(Stated task): Restate the entries below word for word, omitting nothing.

(Data to use):

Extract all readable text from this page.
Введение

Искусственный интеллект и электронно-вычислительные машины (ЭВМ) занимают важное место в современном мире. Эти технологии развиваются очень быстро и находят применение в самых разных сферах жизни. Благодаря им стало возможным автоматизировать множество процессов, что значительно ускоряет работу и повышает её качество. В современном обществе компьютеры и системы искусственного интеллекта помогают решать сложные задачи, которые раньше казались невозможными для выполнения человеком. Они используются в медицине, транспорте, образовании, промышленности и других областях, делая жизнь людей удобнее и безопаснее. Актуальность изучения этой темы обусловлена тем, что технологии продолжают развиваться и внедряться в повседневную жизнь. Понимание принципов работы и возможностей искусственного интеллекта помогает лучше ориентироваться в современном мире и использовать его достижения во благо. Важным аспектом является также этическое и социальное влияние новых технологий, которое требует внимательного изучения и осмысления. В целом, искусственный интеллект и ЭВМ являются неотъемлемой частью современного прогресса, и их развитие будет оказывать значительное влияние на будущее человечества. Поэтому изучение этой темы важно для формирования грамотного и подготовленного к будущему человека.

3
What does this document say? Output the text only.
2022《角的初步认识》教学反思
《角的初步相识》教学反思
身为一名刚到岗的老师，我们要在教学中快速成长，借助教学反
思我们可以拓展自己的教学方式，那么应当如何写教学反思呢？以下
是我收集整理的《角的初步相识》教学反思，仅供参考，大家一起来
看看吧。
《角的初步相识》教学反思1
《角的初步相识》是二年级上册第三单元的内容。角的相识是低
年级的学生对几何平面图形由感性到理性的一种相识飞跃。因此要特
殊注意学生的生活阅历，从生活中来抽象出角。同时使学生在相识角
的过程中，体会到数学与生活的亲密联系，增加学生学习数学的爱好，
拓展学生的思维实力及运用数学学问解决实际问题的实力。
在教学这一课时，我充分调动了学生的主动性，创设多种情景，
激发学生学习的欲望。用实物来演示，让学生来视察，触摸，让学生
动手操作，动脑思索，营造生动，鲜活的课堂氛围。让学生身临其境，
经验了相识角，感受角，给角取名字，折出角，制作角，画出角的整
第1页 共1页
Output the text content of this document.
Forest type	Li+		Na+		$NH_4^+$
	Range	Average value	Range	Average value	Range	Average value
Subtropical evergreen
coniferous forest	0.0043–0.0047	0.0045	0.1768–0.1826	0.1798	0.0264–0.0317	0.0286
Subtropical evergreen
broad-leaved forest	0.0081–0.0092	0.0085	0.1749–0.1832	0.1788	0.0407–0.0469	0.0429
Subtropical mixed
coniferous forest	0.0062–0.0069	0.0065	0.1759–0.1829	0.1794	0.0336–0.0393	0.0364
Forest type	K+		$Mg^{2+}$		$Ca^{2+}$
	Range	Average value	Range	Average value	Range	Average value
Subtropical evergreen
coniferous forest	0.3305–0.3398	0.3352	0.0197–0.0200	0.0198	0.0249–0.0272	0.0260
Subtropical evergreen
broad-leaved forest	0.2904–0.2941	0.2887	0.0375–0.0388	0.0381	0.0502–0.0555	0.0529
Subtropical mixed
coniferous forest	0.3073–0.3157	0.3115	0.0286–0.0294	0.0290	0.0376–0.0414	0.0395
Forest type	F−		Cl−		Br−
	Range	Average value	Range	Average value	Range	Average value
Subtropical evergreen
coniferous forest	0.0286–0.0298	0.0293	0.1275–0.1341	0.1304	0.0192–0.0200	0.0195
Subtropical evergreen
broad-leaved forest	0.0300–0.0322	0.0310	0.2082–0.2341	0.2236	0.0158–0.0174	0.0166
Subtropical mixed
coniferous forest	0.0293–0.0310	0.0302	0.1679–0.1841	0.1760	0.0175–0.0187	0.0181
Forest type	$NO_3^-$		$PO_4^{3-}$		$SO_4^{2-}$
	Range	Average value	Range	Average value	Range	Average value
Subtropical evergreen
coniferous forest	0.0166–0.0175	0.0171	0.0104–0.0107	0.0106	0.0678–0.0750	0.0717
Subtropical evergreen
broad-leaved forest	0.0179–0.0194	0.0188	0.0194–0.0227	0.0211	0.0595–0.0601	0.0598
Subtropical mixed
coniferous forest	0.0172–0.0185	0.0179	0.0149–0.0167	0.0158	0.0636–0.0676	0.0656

(Written response):
Extract all readable text from this page.
Введение

Искусственный интеллект и электронно-вычислительные машины (ЭВМ) занимают важное место в современном мире. Эти технологии развиваются очень быстро и находят применение в самых разных сферах жизни. Благодаря им стало возможным автоматизировать множество процессов, что значительно ускоряет работу и повышает её качество. В современном обществе компьютеры и системы искусственного интеллекта помогают решать сложные задачи, которые раньше казались невозможными для выполнения человеком. Они используются в медицине, транспорте, образовании, промышленности и других областях, делая жизнь людей удобнее и безопаснее. Актуальность изучения этой темы обусловлена тем, что технологии продолжают развиваться и внедряться в повседневную жизнь. Понимание принципов работы и возможностей искусственного интеллекта помогает лучше ориентироваться в современном мире и использовать его достижения во благо. Важным аспектом является также этическое и социальное влияние новых технологий, которое требует внимательного изучения и осмысления. В целом, искусственный интеллект и ЭВМ являются неотъемлемой частью современного прогресса, и их развитие будет оказывать значительное влияние на будущее человечества. Поэтому изучение этой темы важно для формирования грамотного и подготовленного к будущему человека.

3
What does this document say? Output the text only.
2022《角的初步认识》教学反思
《角的初步相识》教学反思
身为一名刚到岗的老师，我们要在教学中快速成长，借助教学反
思我们可以拓展自己的教学方式，那么应当如何写教学反思呢？以下
是我收集整理的《角的初步相识》教学反思，仅供参考，大家一起来
看看吧。
《角的初步相识》教学反思1
《角的初步相识》是二年级上册第三单元的内容。角的相识是低
年级的学生对几何平面图形由感性到理性的一种相识飞跃。因此要特
殊注意学生的生活阅历，从生活中来抽象出角。同时使学生在相识角
的过程中，体会到数学与生活的亲密联系，增加学生学习数学的爱好，
拓展学生的思维实力及运用数学学问解决实际问题的实力。
在教学这一课时，我充分调动了学生的主动性，创设多种情景，
激发学生学习的欲望。用实物来演示，让学生来视察，触摸，让学生
动手操作，动脑思索，营造生动，鲜活的课堂氛围。让学生身临其境，
经验了相识角，感受角，给角取名字，折出角，制作角，画出角的整
第1页 共1页
Output the text content of this document.
Forest type	Li+		Na+		$NH_4^+$
	Range	Average value	Range	Average value	Range	Average value
Subtropical evergreen
coniferous forest	0.0043–0.0047	0.0045	0.1768–0.1826	0.1798	0.0264–0.0317	0.0286
Subtropical evergreen
broad-leaved forest	0.0081–0.0092	0.0085	0.1749–0.1832	0.1788	0.0407–0.0469	0.0429
Subtropical mixed
coniferous forest	0.0062–0.0069	0.0065	0.1759–0.1829	0.1794	0.0336–0.0393	0.0364
Forest type	K+		$Mg^{2+}$		$Ca^{2+}$
	Range	Average value	Range	Average value	Range	Average value
Subtropical evergreen
coniferous forest	0.3305–0.3398	0.3352	0.0197–0.0200	0.0198	0.0249–0.0272	0.0260
Subtropical evergreen
broad-leaved forest	0.2904–0.2941	0.2887	0.0375–0.0388	0.0381	0.0502–0.0555	0.0529
Subtropical mixed
coniferous forest	0.3073–0.3157	0.3115	0.0286–0.0294	0.0290	0.0376–0.0414	0.0395
Forest type	F−		Cl−		Br−
	Range	Average value	Range	Average value	Range	Average value
Subtropical evergreen
coniferous forest	0.0286–0.0298	0.0293	0.1275–0.1341	0.1304	0.0192–0.0200	0.0195
Subtropical evergreen
broad-leaved forest	0.0300–0.0322	0.0310	0.2082–0.2341	0.2236	0.0158–0.0174	0.0166
Subtropical mixed
coniferous forest	0.0293–0.0310	0.0302	0.1679–0.1841	0.1760	0.0175–0.0187	0.0181
Forest type	$NO_3^-$		$PO_4^{3-}$		$SO_4^{2-}$
	Range	Average value	Range	Average value	Range	Average value
Subtropical evergreen
coniferous forest	0.0166–0.0175	0.0171	0.0104–0.0107	0.0106	0.0678–0.0750	0.0717
Subtropical evergreen
broad-leaved forest	0.0179–0.0194	0.0188	0.0194–0.0227	0.0211	0.0595–0.0601	0.0598
Subtropical mixed
coniferous forest	0.0172–0.0185	0.0179	0.0149–0.0167	0.0158	0.0636–0.0676	0.0656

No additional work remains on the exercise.